--- BEGIN Dataset records ---

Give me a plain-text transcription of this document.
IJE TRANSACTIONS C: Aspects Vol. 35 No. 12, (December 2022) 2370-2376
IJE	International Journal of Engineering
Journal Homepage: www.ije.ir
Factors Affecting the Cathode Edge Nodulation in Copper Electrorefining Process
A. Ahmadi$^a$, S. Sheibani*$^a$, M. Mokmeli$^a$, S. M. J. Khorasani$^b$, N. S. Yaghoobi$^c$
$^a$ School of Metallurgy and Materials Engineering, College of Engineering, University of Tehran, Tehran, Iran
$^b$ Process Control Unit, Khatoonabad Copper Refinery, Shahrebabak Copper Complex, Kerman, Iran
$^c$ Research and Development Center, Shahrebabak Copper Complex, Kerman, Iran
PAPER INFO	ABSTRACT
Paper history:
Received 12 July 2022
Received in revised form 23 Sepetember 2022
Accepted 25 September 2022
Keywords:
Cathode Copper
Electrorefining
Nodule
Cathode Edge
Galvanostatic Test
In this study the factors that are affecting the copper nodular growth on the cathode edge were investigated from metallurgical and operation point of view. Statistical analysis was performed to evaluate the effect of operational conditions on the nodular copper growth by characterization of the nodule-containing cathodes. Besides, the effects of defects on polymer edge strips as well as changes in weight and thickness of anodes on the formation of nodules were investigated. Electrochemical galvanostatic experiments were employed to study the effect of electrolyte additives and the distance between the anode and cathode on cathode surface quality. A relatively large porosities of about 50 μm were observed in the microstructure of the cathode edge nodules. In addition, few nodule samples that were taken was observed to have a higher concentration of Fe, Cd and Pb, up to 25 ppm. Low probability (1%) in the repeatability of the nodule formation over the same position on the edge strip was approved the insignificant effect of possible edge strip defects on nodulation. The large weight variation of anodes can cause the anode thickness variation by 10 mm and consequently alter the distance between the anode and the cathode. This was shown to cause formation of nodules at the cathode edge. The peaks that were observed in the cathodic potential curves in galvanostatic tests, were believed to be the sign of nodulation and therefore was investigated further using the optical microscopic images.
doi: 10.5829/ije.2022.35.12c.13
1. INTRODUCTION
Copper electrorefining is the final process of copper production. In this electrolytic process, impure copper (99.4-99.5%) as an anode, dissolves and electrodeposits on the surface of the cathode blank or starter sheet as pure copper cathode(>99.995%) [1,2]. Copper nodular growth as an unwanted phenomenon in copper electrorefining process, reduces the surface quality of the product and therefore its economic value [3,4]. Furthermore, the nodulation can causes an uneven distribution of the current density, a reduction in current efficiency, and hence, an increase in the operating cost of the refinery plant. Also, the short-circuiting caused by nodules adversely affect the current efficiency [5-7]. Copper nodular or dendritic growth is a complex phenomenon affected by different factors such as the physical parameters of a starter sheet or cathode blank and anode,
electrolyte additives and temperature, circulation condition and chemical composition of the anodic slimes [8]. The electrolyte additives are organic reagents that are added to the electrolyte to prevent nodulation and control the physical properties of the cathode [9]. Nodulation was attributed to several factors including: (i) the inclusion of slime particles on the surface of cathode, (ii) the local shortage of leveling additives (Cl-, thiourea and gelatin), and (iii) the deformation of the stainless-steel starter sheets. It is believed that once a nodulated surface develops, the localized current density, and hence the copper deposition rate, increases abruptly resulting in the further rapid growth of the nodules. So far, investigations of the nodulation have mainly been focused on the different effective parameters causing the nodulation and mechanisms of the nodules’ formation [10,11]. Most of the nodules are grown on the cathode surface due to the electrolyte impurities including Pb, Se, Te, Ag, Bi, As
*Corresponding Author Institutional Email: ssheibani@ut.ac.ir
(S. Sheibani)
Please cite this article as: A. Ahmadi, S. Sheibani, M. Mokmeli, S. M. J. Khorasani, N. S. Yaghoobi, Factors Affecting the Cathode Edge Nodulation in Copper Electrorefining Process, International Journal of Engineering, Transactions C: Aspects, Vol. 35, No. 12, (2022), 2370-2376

--- END Dataset records ---

All of the entries must be written out exactly as they stand.

Give me a plain-text transcription of this document.
IJE TRANSACTIONS C: Aspects Vol. 35 No. 12, (December 2022) 2370-2376
IJE	International Journal of Engineering
Journal Homepage: www.ije.ir
Factors Affecting the Cathode Edge Nodulation in Copper Electrorefining Process
A. Ahmadi$^a$, S. Sheibani*$^a$, M. Mokmeli$^a$, S. M. J. Khorasani$^b$, N. S. Yaghoobi$^c$
$^a$ School of Metallurgy and Materials Engineering, College of Engineering, University of Tehran, Tehran, Iran
$^b$ Process Control Unit, Khatoonabad Copper Refinery, Shahrebabak Copper Complex, Kerman, Iran
$^c$ Research and Development Center, Shahrebabak Copper Complex, Kerman, Iran
PAPER INFO	ABSTRACT
Paper history:
Received 12 July 2022
Received in revised form 23 Sepetember 2022
Accepted 25 September 2022
Keywords:
Cathode Copper
Electrorefining
Nodule
Cathode Edge
Galvanostatic Test
In this study the factors that are affecting the copper nodular growth on the cathode edge were investigated from metallurgical and operation point of view. Statistical analysis was performed to evaluate the effect of operational conditions on the nodular copper growth by characterization of the nodule-containing cathodes. Besides, the effects of defects on polymer edge strips as well as changes in weight and thickness of anodes on the formation of nodules were investigated. Electrochemical galvanostatic experiments were employed to study the effect of electrolyte additives and the distance between the anode and cathode on cathode surface quality. A relatively large porosities of about 50 μm were observed in the microstructure of the cathode edge nodules. In addition, few nodule samples that were taken was observed to have a higher concentration of Fe, Cd and Pb, up to 25 ppm. Low probability (1%) in the repeatability of the nodule formation over the same position on the edge strip was approved the insignificant effect of possible edge strip defects on nodulation. The large weight variation of anodes can cause the anode thickness variation by 10 mm and consequently alter the distance between the anode and the cathode. This was shown to cause formation of nodules at the cathode edge. The peaks that were observed in the cathodic potential curves in galvanostatic tests, were believed to be the sign of nodulation and therefore was investigated further using the optical microscopic images.
doi: 10.5829/ije.2022.35.12c.13
1. INTRODUCTION
Copper electrorefining is the final process of copper production. In this electrolytic process, impure copper (99.4-99.5%) as an anode, dissolves and electrodeposits on the surface of the cathode blank or starter sheet as pure copper cathode(>99.995%) [1,2]. Copper nodular growth as an unwanted phenomenon in copper electrorefining process, reduces the surface quality of the product and therefore its economic value [3,4]. Furthermore, the nodulation can causes an uneven distribution of the current density, a reduction in current efficiency, and hence, an increase in the operating cost of the refinery plant. Also, the short-circuiting caused by nodules adversely affect the current efficiency [5-7]. Copper nodular or dendritic growth is a complex phenomenon affected by different factors such as the physical parameters of a starter sheet or cathode blank and anode,
electrolyte additives and temperature, circulation condition and chemical composition of the anodic slimes [8]. The electrolyte additives are organic reagents that are added to the electrolyte to prevent nodulation and control the physical properties of the cathode [9]. Nodulation was attributed to several factors including: (i) the inclusion of slime particles on the surface of cathode, (ii) the local shortage of leveling additives (Cl-, thiourea and gelatin), and (iii) the deformation of the stainless-steel starter sheets. It is believed that once a nodulated surface develops, the localized current density, and hence the copper deposition rate, increases abruptly resulting in the further rapid growth of the nodules. So far, investigations of the nodulation have mainly been focused on the different effective parameters causing the nodulation and mechanisms of the nodules’ formation [10,11]. Most of the nodules are grown on the cathode surface due to the electrolyte impurities including Pb, Se, Te, Ag, Bi, As
*Corresponding Author Institutional Email: ssheibani@ut.ac.ir
(S. Sheibani)
Please cite this article as: A. Ahmadi, S. Sheibani, M. Mokmeli, S. M. J. Khorasani, N. S. Yaghoobi, Factors Affecting the Cathode Edge Nodulation in Copper Electrorefining Process, International Journal of Engineering, Transactions C: Aspects, Vol. 35, No. 12, (2022), 2370-2376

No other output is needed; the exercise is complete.